EXERCISE BRIEF:
Reproduce the entries below in full, word for word.

═══ THE INPUT

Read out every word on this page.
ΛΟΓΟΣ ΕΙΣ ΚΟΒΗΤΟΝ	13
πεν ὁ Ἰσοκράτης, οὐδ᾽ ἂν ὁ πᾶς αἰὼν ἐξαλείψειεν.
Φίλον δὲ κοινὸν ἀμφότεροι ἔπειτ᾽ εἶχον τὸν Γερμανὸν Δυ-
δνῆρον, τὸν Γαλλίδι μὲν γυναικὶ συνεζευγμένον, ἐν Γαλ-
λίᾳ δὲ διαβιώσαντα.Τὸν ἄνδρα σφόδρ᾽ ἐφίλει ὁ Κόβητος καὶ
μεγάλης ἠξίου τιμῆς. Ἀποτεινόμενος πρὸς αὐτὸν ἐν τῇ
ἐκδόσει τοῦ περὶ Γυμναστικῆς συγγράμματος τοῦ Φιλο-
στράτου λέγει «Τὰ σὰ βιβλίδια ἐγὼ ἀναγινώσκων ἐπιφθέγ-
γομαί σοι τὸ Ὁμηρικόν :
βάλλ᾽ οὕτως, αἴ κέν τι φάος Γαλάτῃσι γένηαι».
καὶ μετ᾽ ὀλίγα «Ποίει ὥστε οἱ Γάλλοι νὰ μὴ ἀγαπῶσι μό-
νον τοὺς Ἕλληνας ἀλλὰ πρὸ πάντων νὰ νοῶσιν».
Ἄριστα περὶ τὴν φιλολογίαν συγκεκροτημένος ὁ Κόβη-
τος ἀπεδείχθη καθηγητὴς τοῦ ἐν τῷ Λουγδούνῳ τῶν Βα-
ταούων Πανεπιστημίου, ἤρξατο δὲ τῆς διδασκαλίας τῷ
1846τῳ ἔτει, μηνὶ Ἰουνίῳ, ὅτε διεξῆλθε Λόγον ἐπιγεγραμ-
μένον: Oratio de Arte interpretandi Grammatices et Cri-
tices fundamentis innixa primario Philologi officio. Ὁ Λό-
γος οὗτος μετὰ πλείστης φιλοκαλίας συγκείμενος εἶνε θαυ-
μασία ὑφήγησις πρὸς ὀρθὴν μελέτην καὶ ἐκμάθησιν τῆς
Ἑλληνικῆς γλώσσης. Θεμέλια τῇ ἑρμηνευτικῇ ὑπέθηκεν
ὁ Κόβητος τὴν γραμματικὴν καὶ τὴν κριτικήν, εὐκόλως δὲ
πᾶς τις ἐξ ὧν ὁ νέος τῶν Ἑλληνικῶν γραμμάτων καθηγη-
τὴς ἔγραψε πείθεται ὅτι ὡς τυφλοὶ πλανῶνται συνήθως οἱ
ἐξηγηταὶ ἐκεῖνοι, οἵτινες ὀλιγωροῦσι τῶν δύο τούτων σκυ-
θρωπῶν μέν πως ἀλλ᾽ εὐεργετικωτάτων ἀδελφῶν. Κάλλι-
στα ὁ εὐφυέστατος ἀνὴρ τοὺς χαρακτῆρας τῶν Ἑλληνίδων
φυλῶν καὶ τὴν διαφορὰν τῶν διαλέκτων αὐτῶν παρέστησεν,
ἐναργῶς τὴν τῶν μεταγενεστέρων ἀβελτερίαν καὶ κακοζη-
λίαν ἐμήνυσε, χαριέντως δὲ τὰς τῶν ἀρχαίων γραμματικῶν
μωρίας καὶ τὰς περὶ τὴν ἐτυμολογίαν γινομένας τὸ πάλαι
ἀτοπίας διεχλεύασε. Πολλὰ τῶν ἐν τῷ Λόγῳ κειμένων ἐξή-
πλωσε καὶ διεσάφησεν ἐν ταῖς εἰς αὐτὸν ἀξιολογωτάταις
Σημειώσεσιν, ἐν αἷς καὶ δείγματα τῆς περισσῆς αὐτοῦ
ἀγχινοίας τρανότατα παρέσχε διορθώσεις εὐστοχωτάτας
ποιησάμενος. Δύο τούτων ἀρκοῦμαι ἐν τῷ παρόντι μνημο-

══════

WRITTEN SOLUTION:
Read out every word on this page.
ΛΟΓΟΣ ΕΙΣ ΚΟΒΗΤΟΝ	13
πεν ὁ Ἰσοκράτης, οὐδ᾽ ἂν ὁ πᾶς αἰὼν ἐξαλείψειεν.
Φίλον δὲ κοινὸν ἀμφότεροι ἔπειτ᾽ εἶχον τὸν Γερμανὸν Δυ-
δνῆρον, τὸν Γαλλίδι μὲν γυναικὶ συνεζευγμένον, ἐν Γαλ-
λίᾳ δὲ διαβιώσαντα.Τὸν ἄνδρα σφόδρ᾽ ἐφίλει ὁ Κόβητος καὶ
μεγάλης ἠξίου τιμῆς. Ἀποτεινόμενος πρὸς αὐτὸν ἐν τῇ
ἐκδόσει τοῦ περὶ Γυμναστικῆς συγγράμματος τοῦ Φιλο-
στράτου λέγει «Τὰ σὰ βιβλίδια ἐγὼ ἀναγινώσκων ἐπιφθέγ-
γομαί σοι τὸ Ὁμηρικόν :
βάλλ᾽ οὕτως, αἴ κέν τι φάος Γαλάτῃσι γένηαι».
καὶ μετ᾽ ὀλίγα «Ποίει ὥστε οἱ Γάλλοι νὰ μὴ ἀγαπῶσι μό-
νον τοὺς Ἕλληνας ἀλλὰ πρὸ πάντων νὰ νοῶσιν».
Ἄριστα περὶ τὴν φιλολογίαν συγκεκροτημένος ὁ Κόβη-
τος ἀπεδείχθη καθηγητὴς τοῦ ἐν τῷ Λουγδούνῳ τῶν Βα-
ταούων Πανεπιστημίου, ἤρξατο δὲ τῆς διδασκαλίας τῷ
1846τῳ ἔτει, μηνὶ Ἰουνίῳ, ὅτε διεξῆλθε Λόγον ἐπιγεγραμ-
μένον: Oratio de Arte interpretandi Grammatices et Cri-
tices fundamentis innixa primario Philologi officio. Ὁ Λό-
γος οὗτος μετὰ πλείστης φιλοκαλίας συγκείμενος εἶνε θαυ-
μασία ὑφήγησις πρὸς ὀρθὴν μελέτην καὶ ἐκμάθησιν τῆς
Ἑλληνικῆς γλώσσης. Θεμέλια τῇ ἑρμηνευτικῇ ὑπέθηκεν
ὁ Κόβητος τὴν γραμματικὴν καὶ τὴν κριτικήν, εὐκόλως δὲ
πᾶς τις ἐξ ὧν ὁ νέος τῶν Ἑλληνικῶν γραμμάτων καθηγη-
τὴς ἔγραψε πείθεται ὅτι ὡς τυφλοὶ πλανῶνται συνήθως οἱ
ἐξηγηταὶ ἐκεῖνοι, οἵτινες ὀλιγωροῦσι τῶν δύο τούτων σκυ-
θρωπῶν μέν πως ἀλλ᾽ εὐεργετικωτάτων ἀδελφῶν. Κάλλι-
στα ὁ εὐφυέστατος ἀνὴρ τοὺς χαρακτῆρας τῶν Ἑλληνίδων
φυλῶν καὶ τὴν διαφορὰν τῶν διαλέκτων αὐτῶν παρέστησεν,
ἐναργῶς τὴν τῶν μεταγενεστέρων ἀβελτερίαν καὶ κακοζη-
λίαν ἐμήνυσε, χαριέντως δὲ τὰς τῶν ἀρχαίων γραμματικῶν
μωρίας καὶ τὰς περὶ τὴν ἐτυμολογίαν γινομένας τὸ πάλαι
ἀτοπίας διεχλεύασε. Πολλὰ τῶν ἐν τῷ Λόγῳ κειμένων ἐξή-
πλωσε καὶ διεσάφησεν ἐν ταῖς εἰς αὐτὸν ἀξιολογωτάταις
Σημειώσεσιν, ἐν αἷς καὶ δείγματα τῆς περισσῆς αὐτοῦ
ἀγχινοίας τρανότατα παρέσχε διορθώσεις εὐστοχωτάτας
ποιησάμενος. Δύο τούτων ἀρκοῦμαι ἐν τῷ παρόντι μνημο-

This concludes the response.